───── AVAILABLE DATA ─────

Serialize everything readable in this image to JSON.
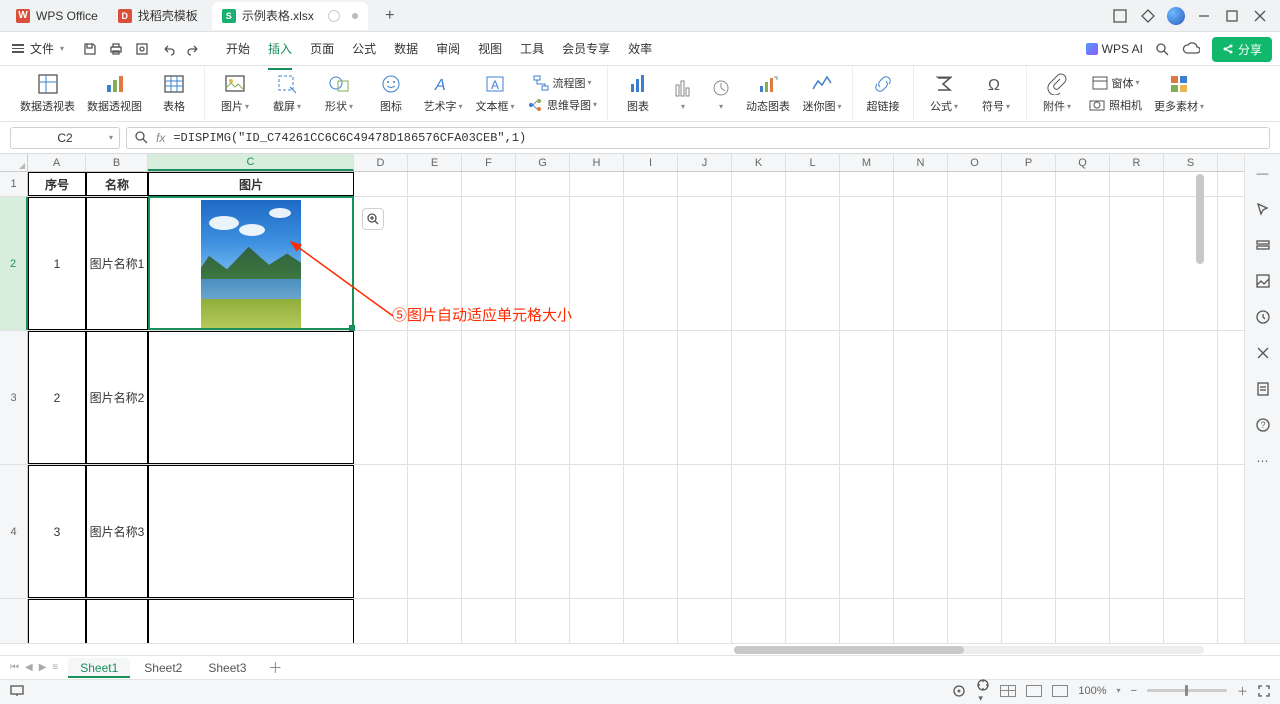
{
  "titlebar": {
    "wps_label": "WPS Office",
    "template_label": "找稻壳模板",
    "doc_name": "示例表格.xlsx",
    "plus": "+"
  },
  "menubar": {
    "file": "文件",
    "tabs": [
      "开始",
      "插入",
      "页面",
      "公式",
      "数据",
      "审阅",
      "视图",
      "工具",
      "会员专享",
      "效率"
    ],
    "active_index": 1,
    "ai_label": "WPS AI",
    "share": "分享"
  },
  "ribbon": {
    "pivot_table": "数据透视表",
    "pivot_chart": "数据透视图",
    "table": "表格",
    "picture": "图片",
    "screenshot": "截屏",
    "shape": "形状",
    "icon": "图标",
    "wordart": "艺术字",
    "textbox": "文本框",
    "flowchart": "流程图",
    "mindmap": "思维导图",
    "chart": "图表",
    "dynamic_chart": "动态图表",
    "sparkline": "迷你图",
    "hyperlink": "超链接",
    "formula": "公式",
    "symbol": "符号",
    "attachment": "附件",
    "camera": "照相机",
    "form": "窗体",
    "more": "更多素材"
  },
  "formula_bar": {
    "cell_ref": "C2",
    "fx": "fx",
    "formula": "=DISPIMG(\"ID_C74261CC6C6C49478D186576CFA03CEB\",1)"
  },
  "grid": {
    "columns": [
      "A",
      "B",
      "C",
      "D",
      "E",
      "F",
      "G",
      "H",
      "I",
      "J",
      "K",
      "L",
      "M",
      "N",
      "O",
      "P",
      "Q",
      "R",
      "S"
    ],
    "header_row": {
      "num": "1",
      "a": "序号",
      "b": "名称",
      "c": "图片"
    },
    "rows": [
      {
        "num": "2",
        "a": "1",
        "b": "图片名称1",
        "has_image": true
      },
      {
        "num": "3",
        "a": "2",
        "b": "图片名称2",
        "has_image": false
      },
      {
        "num": "4",
        "a": "3",
        "b": "图片名称3",
        "has_image": false
      }
    ],
    "annotation": "⑤图片自动适应单元格大小"
  },
  "sheets": {
    "tabs": [
      "Sheet1",
      "Sheet2",
      "Sheet3"
    ],
    "active_index": 0
  },
  "status": {
    "zoom": "100%"
  }
}
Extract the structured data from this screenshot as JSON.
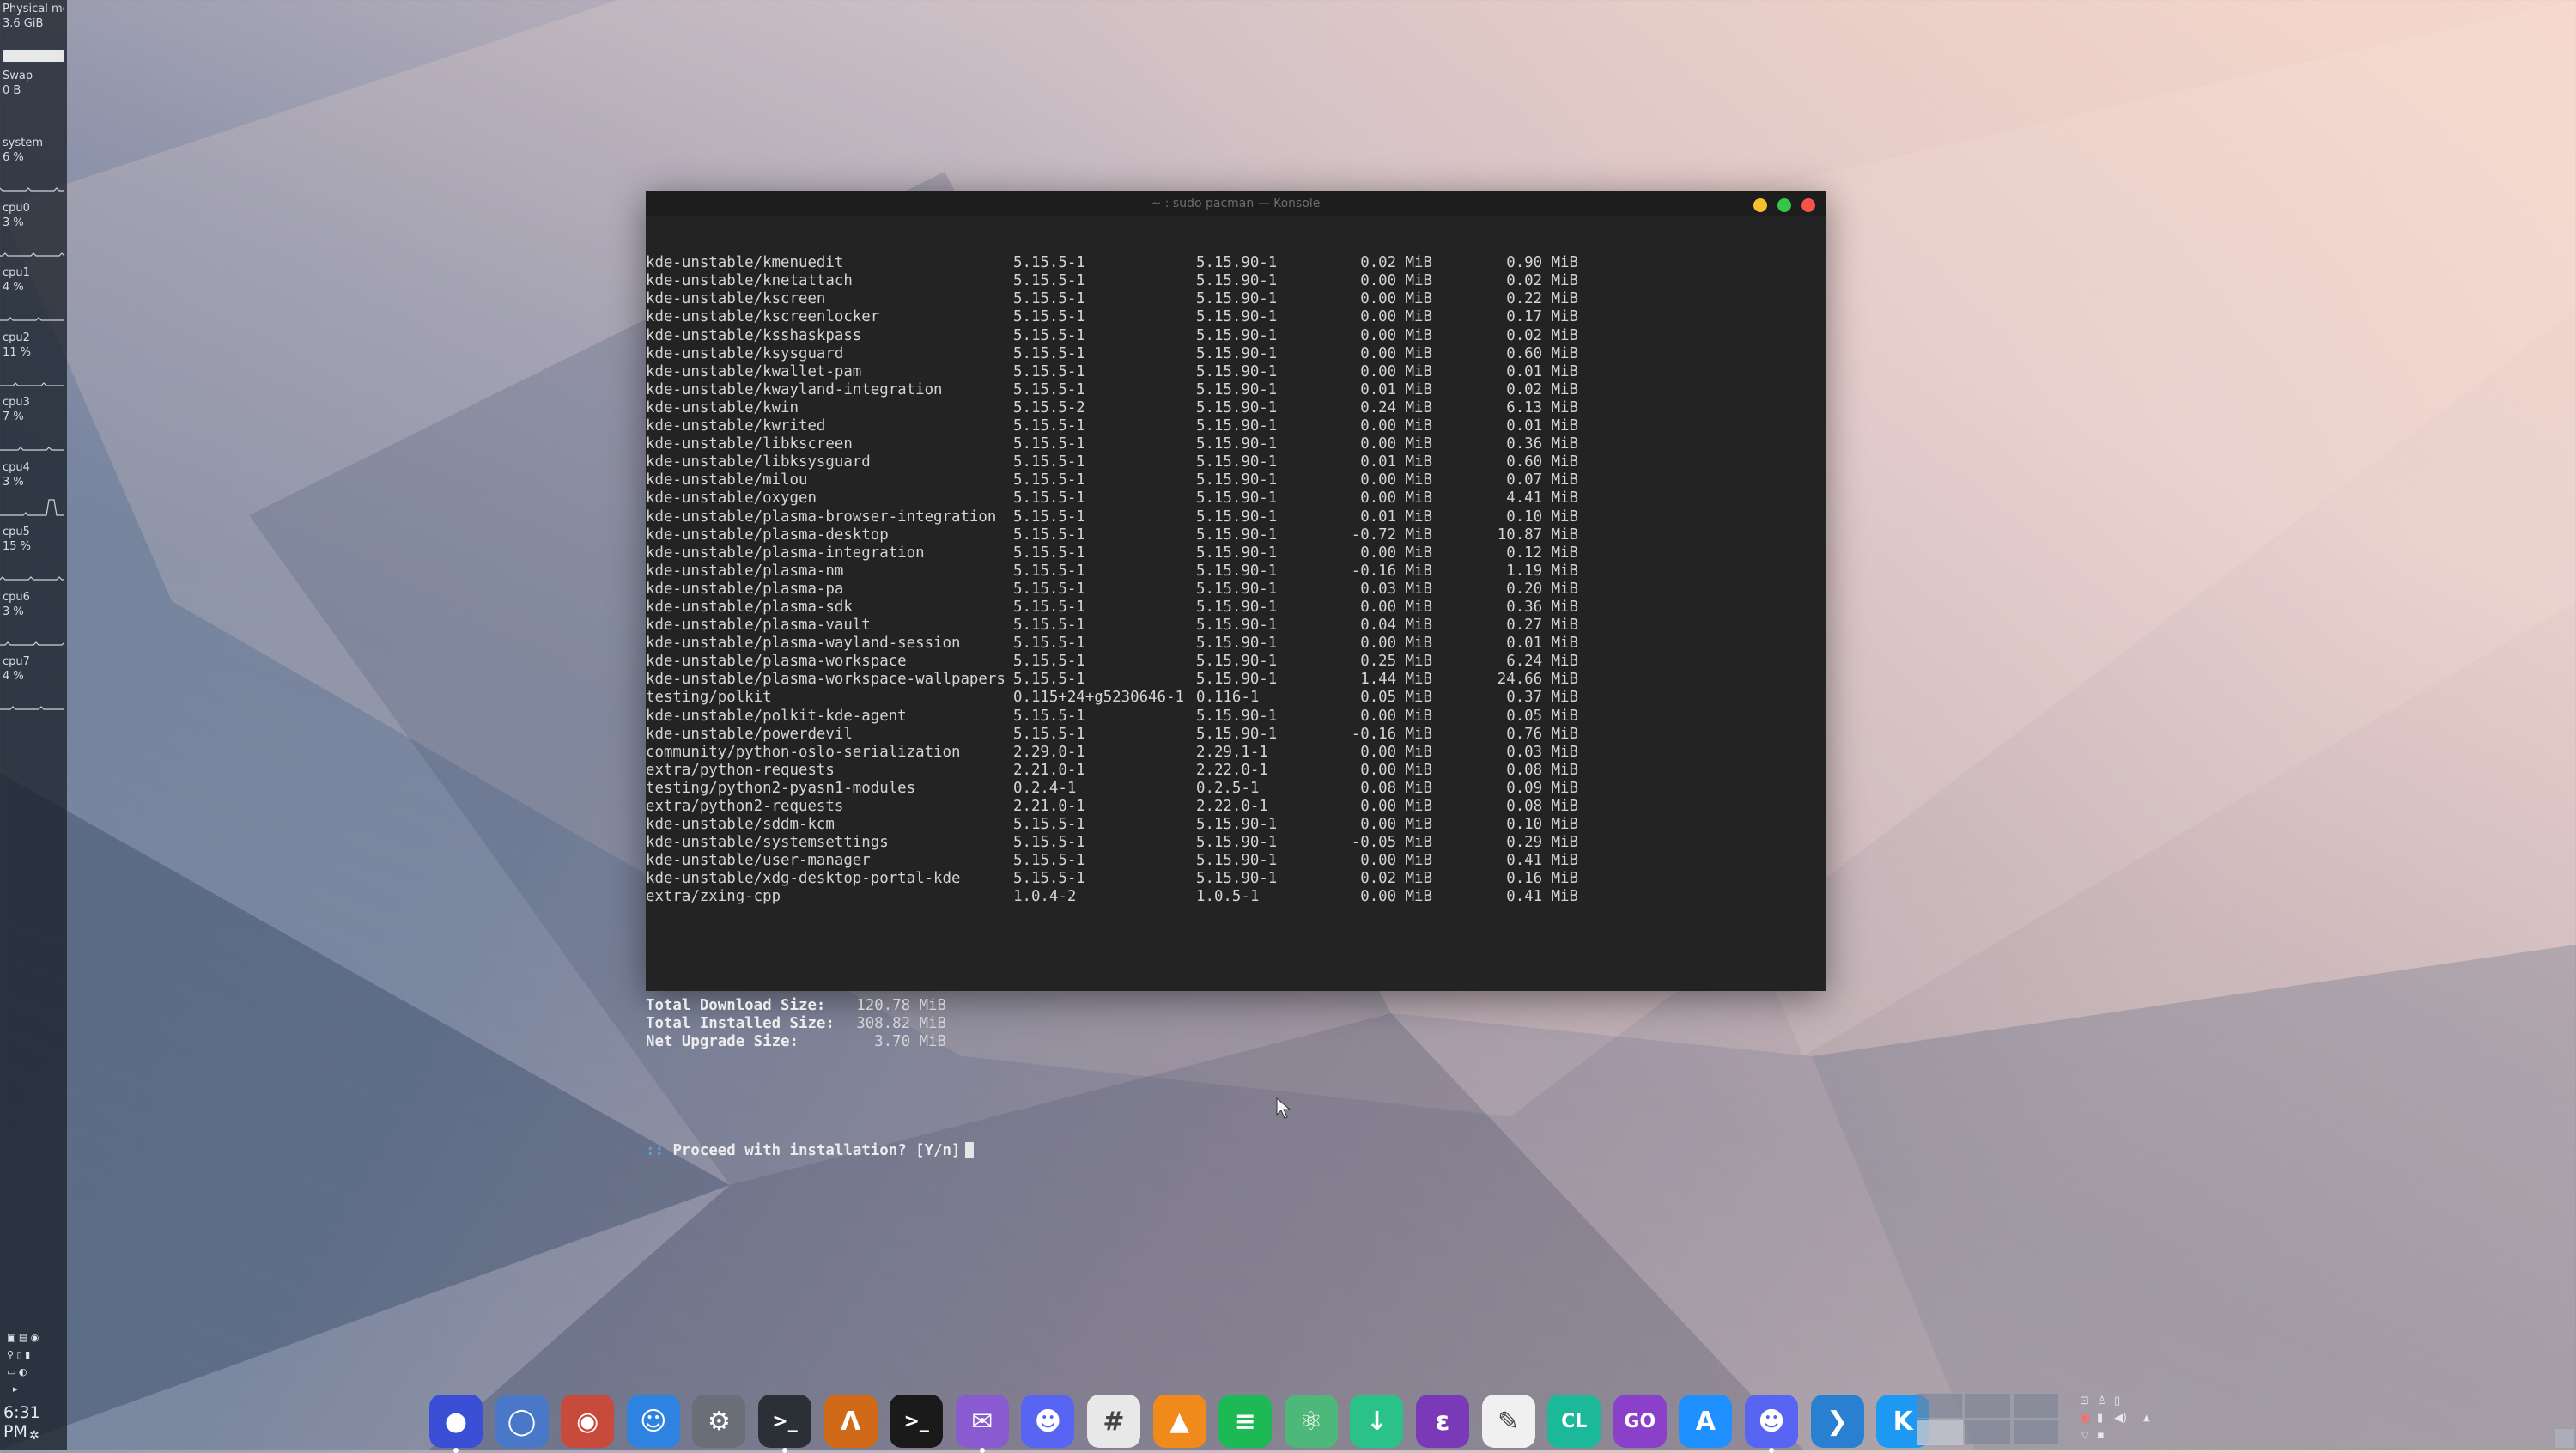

─────

## SET TASK
Give only the count of lines in this material that contain the string "screenshot".

## TASK RESPONSE
2